Short problem
Retype the records below exactly as they appear.
## start Data section
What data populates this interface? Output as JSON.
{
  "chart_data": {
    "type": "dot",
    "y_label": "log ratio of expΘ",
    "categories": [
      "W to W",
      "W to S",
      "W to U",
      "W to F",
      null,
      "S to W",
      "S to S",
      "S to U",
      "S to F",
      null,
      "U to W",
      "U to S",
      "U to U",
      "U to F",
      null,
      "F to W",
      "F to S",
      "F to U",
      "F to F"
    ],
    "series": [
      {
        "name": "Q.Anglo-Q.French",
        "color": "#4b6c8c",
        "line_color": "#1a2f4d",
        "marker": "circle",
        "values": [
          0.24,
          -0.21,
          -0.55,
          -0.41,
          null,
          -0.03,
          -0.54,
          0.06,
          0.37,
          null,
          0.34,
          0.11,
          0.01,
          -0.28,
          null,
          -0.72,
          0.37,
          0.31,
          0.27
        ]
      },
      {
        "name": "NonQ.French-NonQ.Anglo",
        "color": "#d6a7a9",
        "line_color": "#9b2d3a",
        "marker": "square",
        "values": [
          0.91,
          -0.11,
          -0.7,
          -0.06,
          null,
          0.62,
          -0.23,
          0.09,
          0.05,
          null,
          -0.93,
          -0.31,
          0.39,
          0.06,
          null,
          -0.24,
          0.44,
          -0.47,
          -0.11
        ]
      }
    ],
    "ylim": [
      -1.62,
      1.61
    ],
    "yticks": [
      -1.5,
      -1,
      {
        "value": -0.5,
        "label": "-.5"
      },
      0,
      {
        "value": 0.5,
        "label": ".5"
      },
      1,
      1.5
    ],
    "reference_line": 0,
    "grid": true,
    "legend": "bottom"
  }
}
## end Data section
Task output
What data populates this interface? Output as JSON.
{
  "chart_data": {
    "type": "dot",
    "y_label": "log ratio of expΘ",
    "categories": [
      "W to W",
      "W to S",
      "W to U",
      "W to F",
      null,
      "S to W",
      "S to S",
      "S to U",
      "S to F",
      null,
      "U to W",
      "U to S",
      "U to U",
      "U to F",
      null,
      "F to W",
      "F to S",
      "F to U",
      "F to F"
    ],
    "series": [
      {
        "name": "Q.Anglo-Q.French",
        "color": "#4b6c8c",
        "line_color": "#1a2f4d",
        "marker": "circle",
        "values": [
          0.24,
          -0.21,
          -0.55,
          -0.41,
          null,
          -0.03,
          -0.54,
          0.06,
          0.37,
          null,
          0.34,
          0.11,
          0.01,
          -0.28,
          null,
          -0.72,
          0.37,
          0.31,
          0.27
        ]
      },
      {
        "name": "NonQ.French-NonQ.Anglo",
        "color": "#d6a7a9",
        "line_color": "#9b2d3a",
        "marker": "square",
        "values": [
          0.91,
          -0.11,
          -0.7,
          -0.06,
          null,
          0.62,
          -0.23,
          0.09,
          0.05,
          null,
          -0.93,
          -0.31,
          0.39,
          0.06,
          null,
          -0.24,
          0.44,
          -0.47,
          -0.11
        ]
      }
    ],
    "ylim": [
      -1.62,
      1.61
    ],
    "yticks": [
      -1.5,
      -1,
      {
        "value": -0.5,
        "label": "-.5"
      },
      0,
      {
        "value": 0.5,
        "label": ".5"
      },
      1,
      1.5
    ],
    "reference_line": 0,
    "grid": true,
    "legend": "bottom"
  }
}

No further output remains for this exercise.